▶ [Given problem]:
Give the listing again character for character, but drop the images.

::::::

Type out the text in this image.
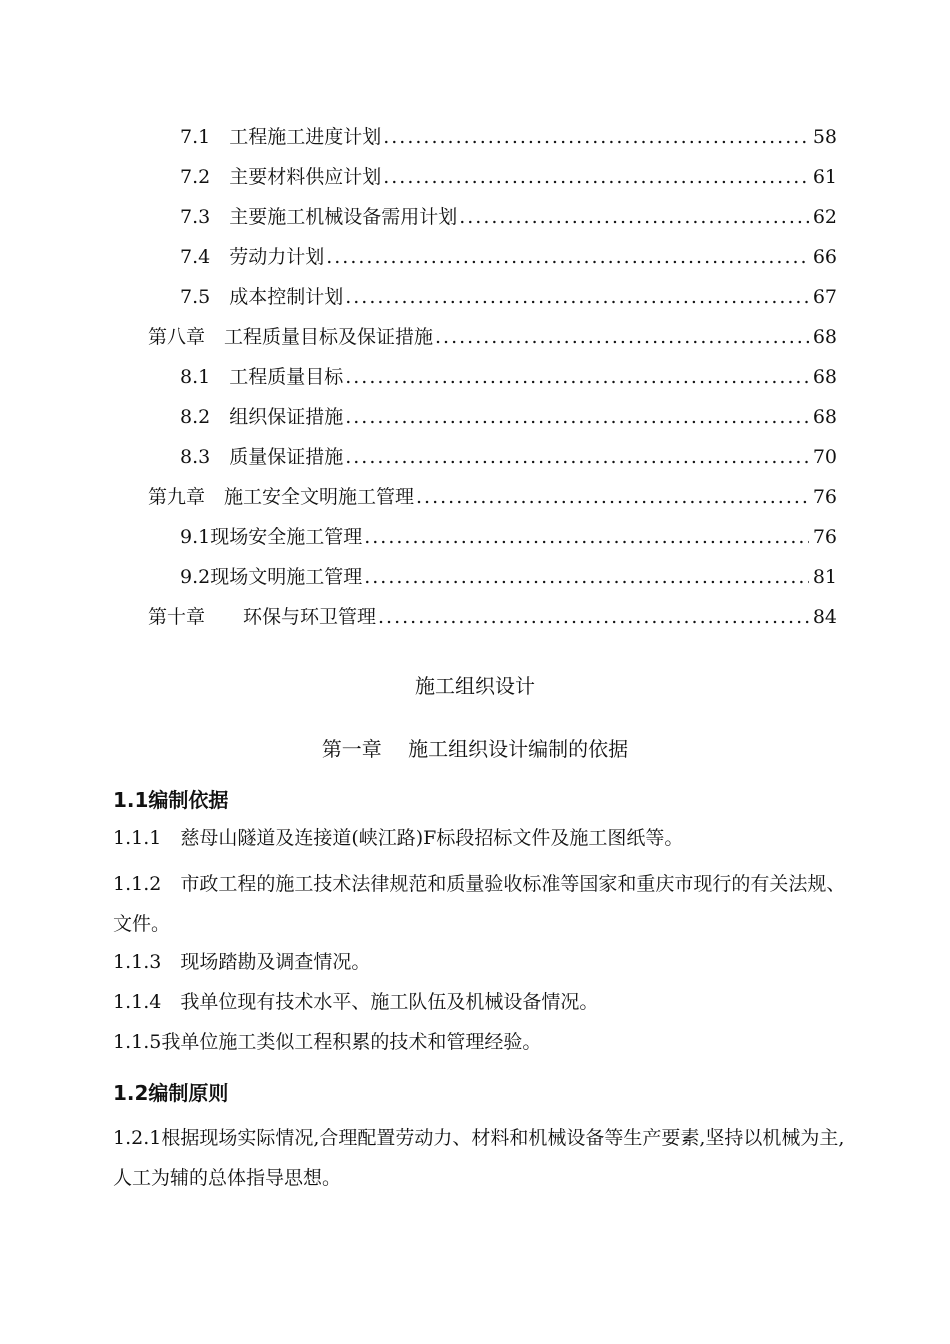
7.1　工程施工进度计划 .....	58
7.2　主要材料供应计划 .....	61
7.3　主要施工机械设备需用计划 .....	62
7.4　劳动力计划 .....	66
7.5　成本控制计划 .....	67
第八章　工程质量目标及保证措施 .....	68
8.1　工程质量目标 .....	68
8.2　组织保证措施 .....	68
8.3　质量保证措施 .....	70
第九章　施工安全文明施工管理 .....	76
9.1现场安全施工管理 .....	76
9.2现场文明施工管理 .....	81
第十章　　环保与环卫管理 .....	84
施工组织设计
第一章　 施工组织设计编制的依据
1.1编制依据
1.1.1　慈母山隧道及连接道(峡江路)F标段招标文件及施工图纸等。
1.1.2　市政工程的施工技术法律规范和质量验收标准等国家和重庆市现行的有关法规、文件。
1.1.3　现场踏勘及调查情况。
1.1.4　我单位现有技术水平、施工队伍及机械设备情况。
1.1.5我单位施工类似工程积累的技术和管理经验。
1.2编制原则
1.2.1根据现场实际情况,合理配置劳动力、材料和机械设备等生产要素,坚持以机械为主,人工为辅的总体指导思想。
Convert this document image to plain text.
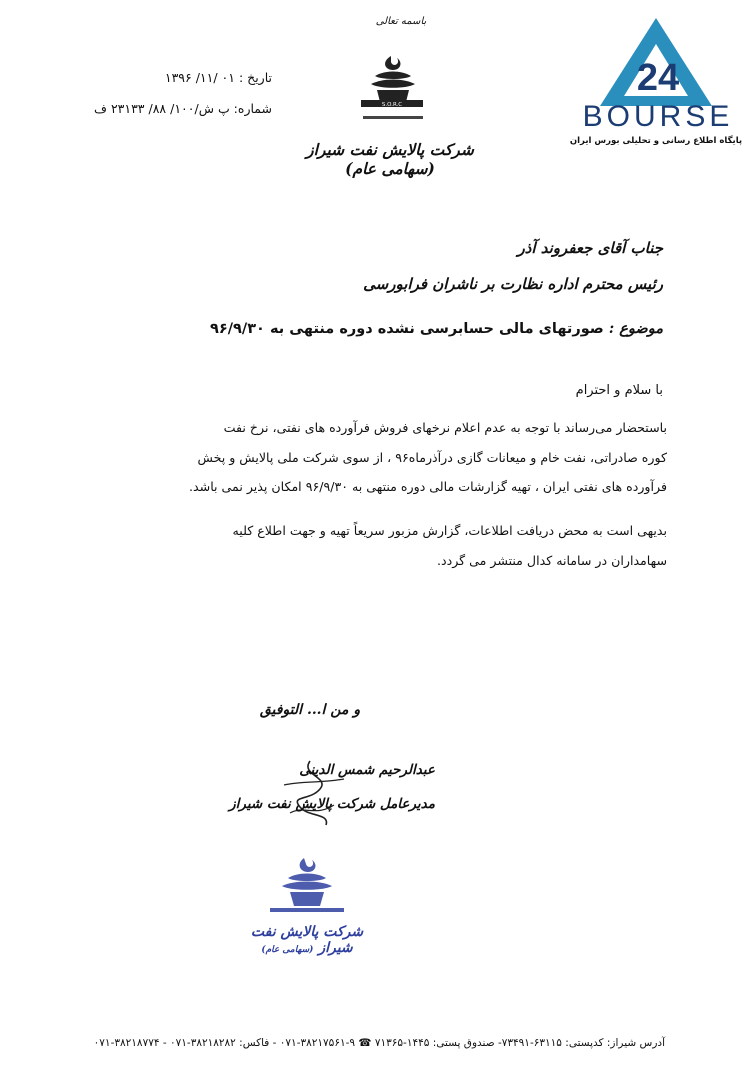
باسمه تعالی
S.O.R.C
شرکت پالایش نفت شیراز (سهامی عام)
تاریخ : ۰۱ /۱۱/ ۱۳۹۶
شماره: پ ش/۱۰۰/ ۸۸/ ۲۳۱۳۳ ف
24
BOURSE
پایگاه اطلاع رسانی و تحلیلی بورس ایران
جناب آقای جعفروند آذر
رئیس محترم اداره نظارت بر ناشران فرابورسی
موضوع : صورتهای مالی حسابرسی نشده دوره منتهی به ۹۶/۹/۳۰
با سلام و احترام
باستحضار می‌رساند با توجه به عدم اعلام نرخهای فروش فرآورده های نفتی، نرخ نفت
کوره صادراتی، نفت خام و میعانات گازی درآذرماه۹۶ ، از سوی شرکت ملی پالایش و پخش
فرآورده های نفتی ایران ، تهیه گزارشات مالی دوره منتهی به ۹۶/۹/۳۰ امکان پذیر نمی باشد.
بدیهی است به محض دریافت اطلاعات، گزارش مزبور سریعاً تهیه و جهت اطلاع کلیه
سهامداران در سامانه کدال منتشر می گردد.
و من ا... التوفیق
عبدالرحیم شمس الدینی
مدیرعامل شرکت پالایش نفت شیراز
شرکت پالایش نفت شیراز (سهامی عام)
آدرس شیراز: کدپستی: ۶۳۱۱۵-۷۳۴۹۱- صندوق پستی: ۱۴۴۵-۷۱۳۶۵ ☎ ۹-۳۸۲۱۷۵۶۱-۰۷۱ - فاکس: ۳۸۲۱۸۲۸۲-۰۷۱ - ۳۸۲۱۸۷۷۴-۰۷۱
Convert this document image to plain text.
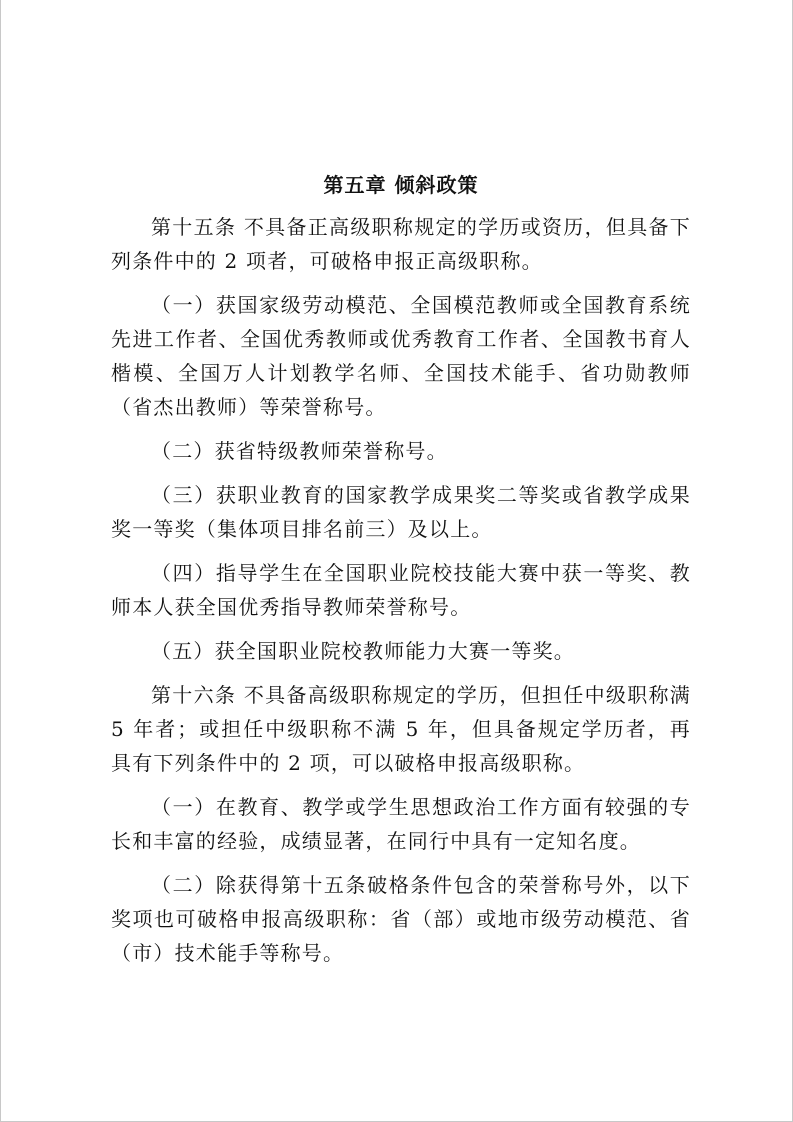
第五章 倾斜政策

第十五条 不具备正高级职称规定的学历或资历，但具备下列条件中的 2 项者，可破格申报正高级职称。

（一）获国家级劳动模范、全国模范教师或全国教育系统先进工作者、全国优秀教师或优秀教育工作者、全国教书育人楷模、全国万人计划教学名师、全国技术能手、省功勋教师（省杰出教师）等荣誉称号。

（二）获省特级教师荣誉称号。

（三）获职业教育的国家教学成果奖二等奖或省教学成果奖一等奖（集体项目排名前三）及以上。

（四）指导学生在全国职业院校技能大赛中获一等奖、教师本人获全国优秀指导教师荣誉称号。

（五）获全国职业院校教师能力大赛一等奖。

第十六条 不具备高级职称规定的学历，但担任中级职称满 5 年者；或担任中级职称不满 5 年，但具备规定学历者，再具有下列条件中的 2 项，可以破格申报高级职称。

（一）在教育、教学或学生思想政治工作方面有较强的专长和丰富的经验，成绩显著，在同行中具有一定知名度。

（二）除获得第十五条破格条件包含的荣誉称号外，以下奖项也可破格申报高级职称：省（部）或地市级劳动模范、省（市）技术能手等称号。
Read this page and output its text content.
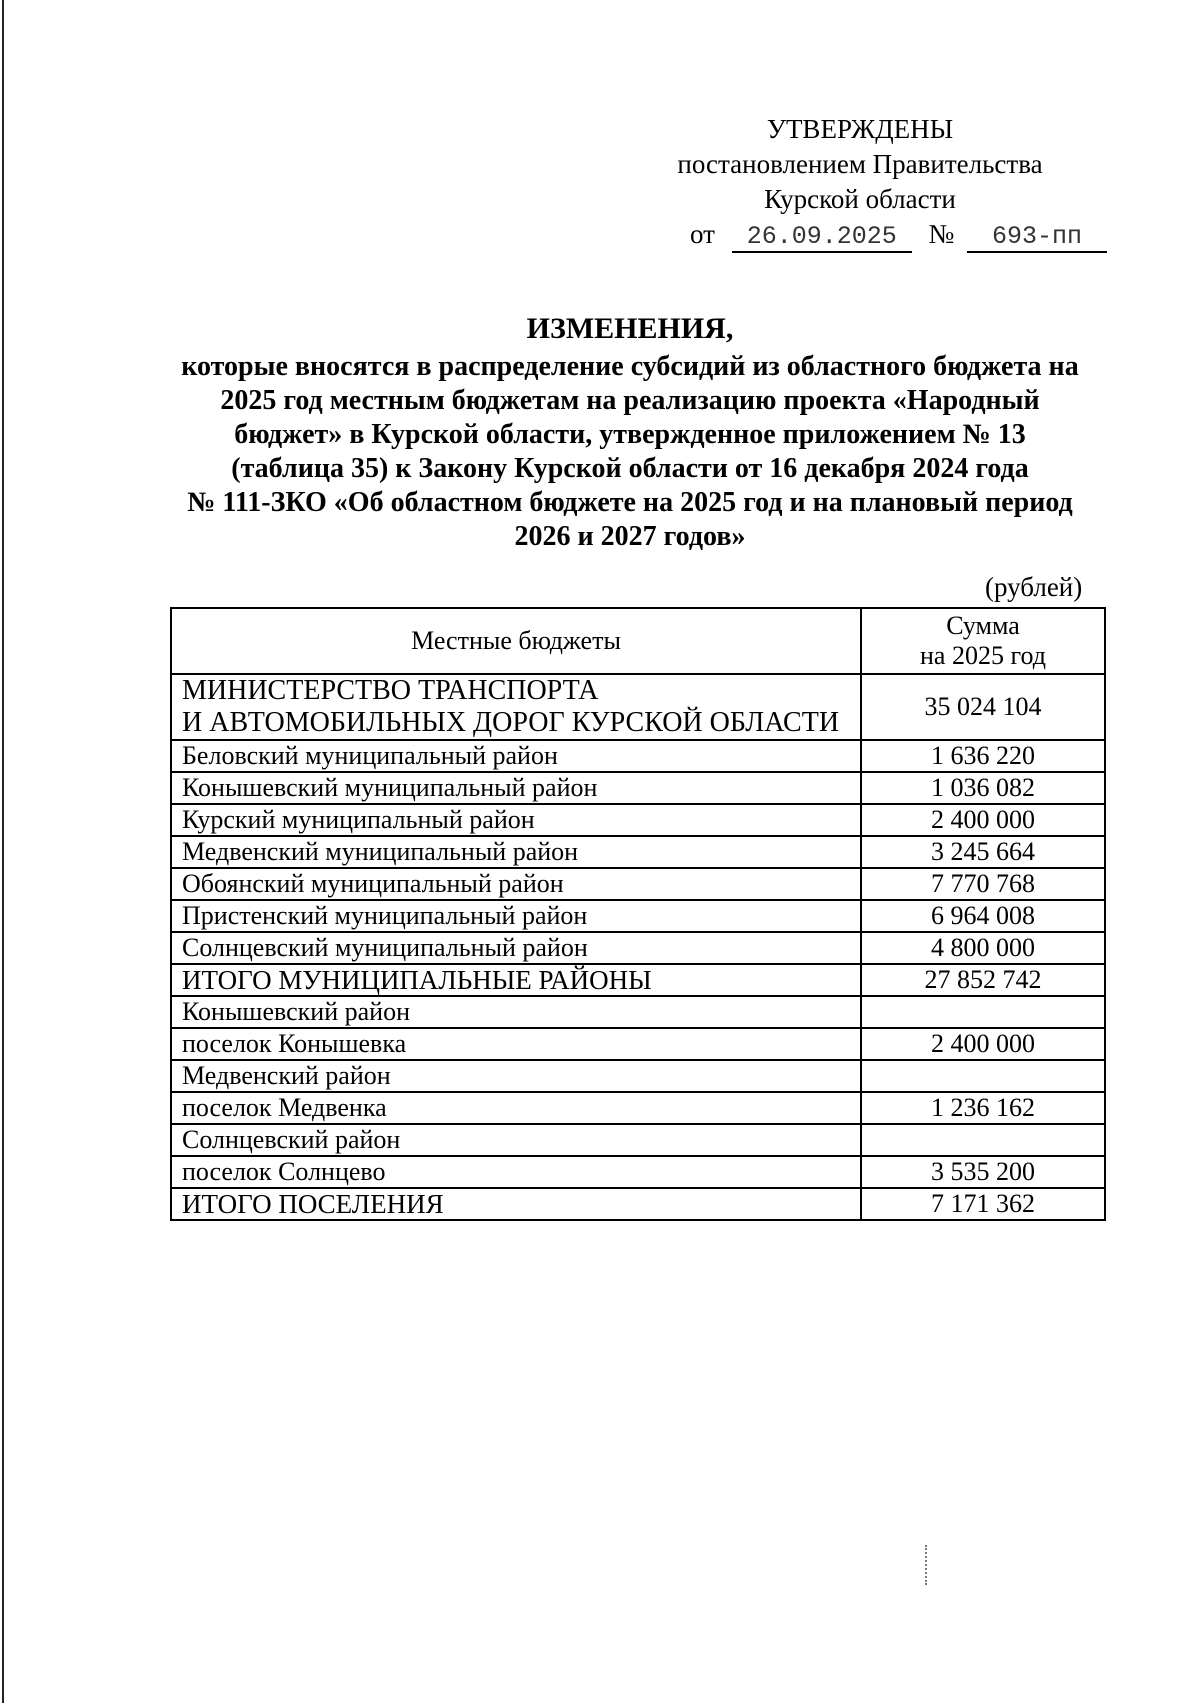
УТВЕРЖДЕНЫ
постановлением Правительства
Курской области
от 26.09.2025 № 693-пп
ИЗМЕНЕНИЯ,
которые вносятся в распределение субсидий из областного бюджета на
2025 год местным бюджетам на реализацию проекта «Народный
бюджет» в Курской области, утвержденное приложением № 13
(таблица 35) к Закону Курской области от 16 декабря 2024 года
№ 111-ЗКО «Об областном бюджете на 2025 год и на плановый период
2026 и 2027 годов»
(рублей)
Местные бюджеты	Сумма
на 2025 год
МИНИСТЕРСТВО ТРАНСПОРТА
И АВТОМОБИЛЬНЫХ ДОРОГ КУРСКОЙ ОБЛАСТИ	35 024 104
Беловский муниципальный район	1 636 220
Конышевский муниципальный район	1 036 082
Курский муниципальный район	2 400 000
Медвенский муниципальный район	3 245 664
Обоянский муниципальный район	7 770 768
Пристенский муниципальный район	6 964 008
Солнцевский муниципальный район	4 800 000
ИТОГО МУНИЦИПАЛЬНЫЕ РАЙОНЫ	27 852 742
Конышевский район	
поселок Конышевка	2 400 000
Медвенский район	
поселок Медвенка	1 236 162
Солнцевский район	
поселок Солнцево	3 535 200
ИТОГО ПОСЕЛЕНИЯ	7 171 362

::::::

▶ [Reply]:
Type out the text in this image.
7.1　工程施工进度计划 .....	58
7.2　主要材料供应计划 .....	61
7.3　主要施工机械设备需用计划 .....	62
7.4　劳动力计划 .....	66
7.5　成本控制计划 .....	67
第八章　工程质量目标及保证措施 .....	68
8.1　工程质量目标 .....	68
8.2　组织保证措施 .....	68
8.3　质量保证措施 .....	70
第九章　施工安全文明施工管理 .....	76
9.1现场安全施工管理 .....	76
9.2现场文明施工管理 .....	81
第十章　　环保与环卫管理 .....	84
施工组织设计
第一章　 施工组织设计编制的依据
1.1编制依据
1.1.1　慈母山隧道及连接道(峡江路)F标段招标文件及施工图纸等。
1.1.2　市政工程的施工技术法律规范和质量验收标准等国家和重庆市现行的有关法规、文件。
1.1.3　现场踏勘及调查情况。
1.1.4　我单位现有技术水平、施工队伍及机械设备情况。
1.1.5我单位施工类似工程积累的技术和管理经验。
1.2编制原则
1.2.1根据现场实际情况,合理配置劳动力、材料和机械设备等生产要素,坚持以机械为主,人工为辅的总体指导思想。
Convert this document image to plain text.
باسمه تعالی
S.O.R.C
شرکت پالایش نفت شیراز (سهامی عام)
تاریخ : ۰۱ /۱۱/ ۱۳۹۶
شماره: پ ش/۱۰۰/ ۸۸/ ۲۳۱۳۳ ف
24
BOURSE
پایگاه اطلاع رسانی و تحلیلی بورس ایران
جناب آقای جعفروند آذر
رئیس محترم اداره نظارت بر ناشران فرابورسی
موضوع : صورتهای مالی حسابرسی نشده دوره منتهی به ۹۶/۹/۳۰
با سلام و احترام
باستحضار می‌رساند با توجه به عدم اعلام نرخهای فروش فرآورده های نفتی، نرخ نفت
کوره صادراتی، نفت خام و میعانات گازی درآذرماه۹۶ ، از سوی شرکت ملی پالایش و پخش
فرآورده های نفتی ایران ، تهیه گزارشات مالی دوره منتهی به ۹۶/۹/۳۰ امکان پذیر نمی باشد.
بدیهی است به محض دریافت اطلاعات، گزارش مزبور سریعاً تهیه و جهت اطلاع کلیه
سهامداران در سامانه کدال منتشر می گردد.
و من ا... التوفیق
عبدالرحیم شمس الدینی
مدیرعامل شرکت پالایش نفت شیراز
شرکت پالایش نفت شیراز (سهامی عام)
آدرس شیراز: کدپستی: ۶۳۱۱۵-۷۳۴۹۱- صندوق پستی: ۱۴۴۵-۷۱۳۶۵ ☎ ۹-۳۸۲۱۷۵۶۱-۰۷۱ - فاکس: ۳۸۲۱۸۲۸۲-۰۷۱ - ۳۸۲۱۸۷۷۴-۰۷۱
Convert this document image to plain text.
第五章 倾斜政策

第十五条 不具备正高级职称规定的学历或资历，但具备下列条件中的 2 项者，可破格申报正高级职称。

（一）获国家级劳动模范、全国模范教师或全国教育系统先进工作者、全国优秀教师或优秀教育工作者、全国教书育人楷模、全国万人计划教学名师、全国技术能手、省功勋教师（省杰出教师）等荣誉称号。

（二）获省特级教师荣誉称号。

（三）获职业教育的国家教学成果奖二等奖或省教学成果奖一等奖（集体项目排名前三）及以上。

（四）指导学生在全国职业院校技能大赛中获一等奖、教师本人获全国优秀指导教师荣誉称号。

（五）获全国职业院校教师能力大赛一等奖。

第十六条 不具备高级职称规定的学历，但担任中级职称满 5 年者；或担任中级职称不满 5 年，但具备规定学历者，再具有下列条件中的 2 项，可以破格申报高级职称。

（一）在教育、教学或学生思想政治工作方面有较强的专长和丰富的经验，成绩显著，在同行中具有一定知名度。

（二）除获得第十五条破格条件包含的荣誉称号外，以下奖项也可破格申报高级职称：省（部）或地市级劳动模范、省（市）技术能手等称号。
Read this page and output its text content.
УТВЕРЖДЕНЫ
постановлением Правительства
Курской области
от 26.09.2025 № 693-пп
ИЗМЕНЕНИЯ,
которые вносятся в распределение субсидий из областного бюджета на
2025 год местным бюджетам на реализацию проекта «Народный
бюджет» в Курской области, утвержденное приложением № 13
(таблица 35) к Закону Курской области от 16 декабря 2024 года
№ 111-ЗКО «Об областном бюджете на 2025 год и на плановый период
2026 и 2027 годов»
(рублей)
Местные бюджеты	Сумма
на 2025 год
МИНИСТЕРСТВО ТРАНСПОРТА
И АВТОМОБИЛЬНЫХ ДОРОГ КУРСКОЙ ОБЛАСТИ	35 024 104
Беловский муниципальный район	1 636 220
Конышевский муниципальный район	1 036 082
Курский муниципальный район	2 400 000
Медвенский муниципальный район	3 245 664
Обоянский муниципальный район	7 770 768
Пристенский муниципальный район	6 964 008
Солнцевский муниципальный район	4 800 000
ИТОГО МУНИЦИПАЛЬНЫЕ РАЙОНЫ	27 852 742
Конышевский район	
поселок Конышевка	2 400 000
Медвенский район	
поселок Медвенка	1 236 162
Солнцевский район	
поселок Солнцево	3 535 200
ИТОГО ПОСЕЛЕНИЯ	7 171 362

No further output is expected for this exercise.